▸ GOALS
**A)** Retype the passage of the court excerpt from "The issue before" up to and including "hearing is unnecessary).".
**B)** Decide whether each statement below agrees with the court excerpt, answering yes or no and quoting the deciding words: (i) the superseding indictment was issued on June 25, 2003; (ii) Petitioner filed an amended response in compliance with the local rules; (iii) an evidentiary hearing was found necessary to resolve timeliness.

begin EXCERPT PROVIDED

Petitioner's operative § 2255 Motion consists of his motion to vacate under 28 U.S.C. § 2255 [CV Doc. 1; CR Doc. 653], a simultaneously-filed 304-page memorandum in support [CV Doc. 2; CR Doc. 654] consisting of 113 pages of briefing and 191 pages of exhibits, and his Motion to Correct [CV Doc. 8; CR Doc. 660], filed on April 15, 2013. [CV Doc. 29; CR Doc. 678].
References that begin with "CV" are to case number 13-cv-0287 WJ/SMV. References that begin with "CR" are to the underlying criminal case, 03-cr-0568 WJ.
Petitioner submitted a 371-page response [CV Doc. 23; CR Doc. 674] on November 12, 2013. After being assigned to the case on February 21, 2014, [CV Doc. 27], I struck the response for failure to comply with the page limits in the local rules, [CV Doc. 29; CR Doc. 678]. Petitioner objected. [CV Doc. 34; CR Doc. 683]. On January 28, 2015, Judge Johnson overruled his objections and granted Petitioner 30 days to file an amended response in compliance with the local rules. [CV Doc. 45; CR Doc. 693]. Petitioner appealed to the Tenth Circuit. The Tenth Circuit dismissed Petitioner's appeal on February 24, 2015, [CV Doc. 51; CR Doc. 699], and subsequently denied his petition for mandamus on March 18, 2015, [CV Doc. 53; CR Doc. 701]. On March 26, 2015, Judge Johnson sua sponte allowed Petitioner 30 days to file an amended response in compliance with the local rules, as Petitioner's previous deadline had lapsed while the matter was on appeal. [CV Doc. 54; CR Doc. 702]. Petitioner never filed an amended response in compliance with the local rules. Instead, he filed a "notice" that he would like the Tenth Circuit to stay the case and to disqualify all of the judges in the District of New Mexico. [CV Doc. 57]. I find that his "notice" does not stay the case. Though Petitioner has filed no response in compliance with the local rules, he has argued the timeliness of his § 2255 Motion at length: his § 2255 Motion includes almost 50 pages of arguments, plus numerous exhibits, in support of the motion's timeliness.
The issue before me is the timeliness of Petitioner's § 2255 Motion. Because this issue can be resolved on the record, I find that an evidentiary hearing is unnecessary. See Anderson v. Attorney Gen. of Kan., 425 F.3d 853, 858-59 (10th Cir. 2005) (where a petition can be resolved on the record, an evidentiary hearing is unnecessary).
Background
On March 25, 2003, Petitioner and five others were named in a 68-count indictment charging them with money laundering and marijuana distribution. [CR Doc. 1]. A superseding indictment was issued on June 25, 2003. [CR Doc. 86]. The superseding indictment charged Petitioner with one count of conspiracy to distribute more than 1,000 kilograms of marijuana (Count 1), in violation of 21 U.S.C. §§ 846 and 841(b)(1)(A); fifty-three counts of money laundering, in violation of 18 U.S.C. § 1956(a)(1)(B)(i) (Counts 2-29) and 18 U.S.C. § 1957 (Counts 30-54), and aiding and abetting of the same for each count, in violation of 18 U.S.C. § 2; and one count of criminal forfeiture, pursuant to 21 U.S.C. § 853 (Count 68).

end EXCERPT PROVIDED
begin DATASET EXTRACT

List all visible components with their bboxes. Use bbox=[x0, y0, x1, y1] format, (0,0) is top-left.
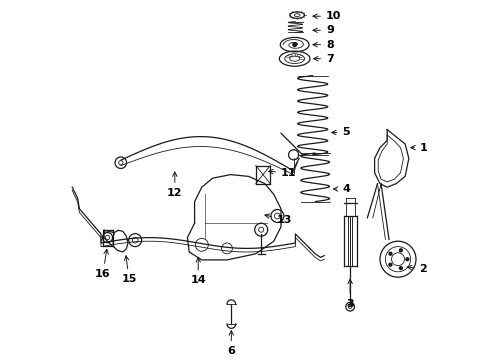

end DATASET EXTRACT

▸ THE RESPONSES
**A)**
The issue before me is the timeliness of Petitioner's § 2255 Motion. Because this issue can be resolved on the record, I find that an evidentiary hearing is unnecessary. See Anderson v. Attorney Gen. of Kan., 425 F.3d 853, 858-59 (10th Cir. 2005) (where a petition can be resolved on the record, an evidentiary hearing is unnecessary).

**B)**
(i) Yes: "A superseding indictment was issued on June 25, 2003."
(ii) No: "Petitioner never filed an amended response in compliance with the local rules."
(iii) No: "I find that an evidentiary hearing is unnecessary."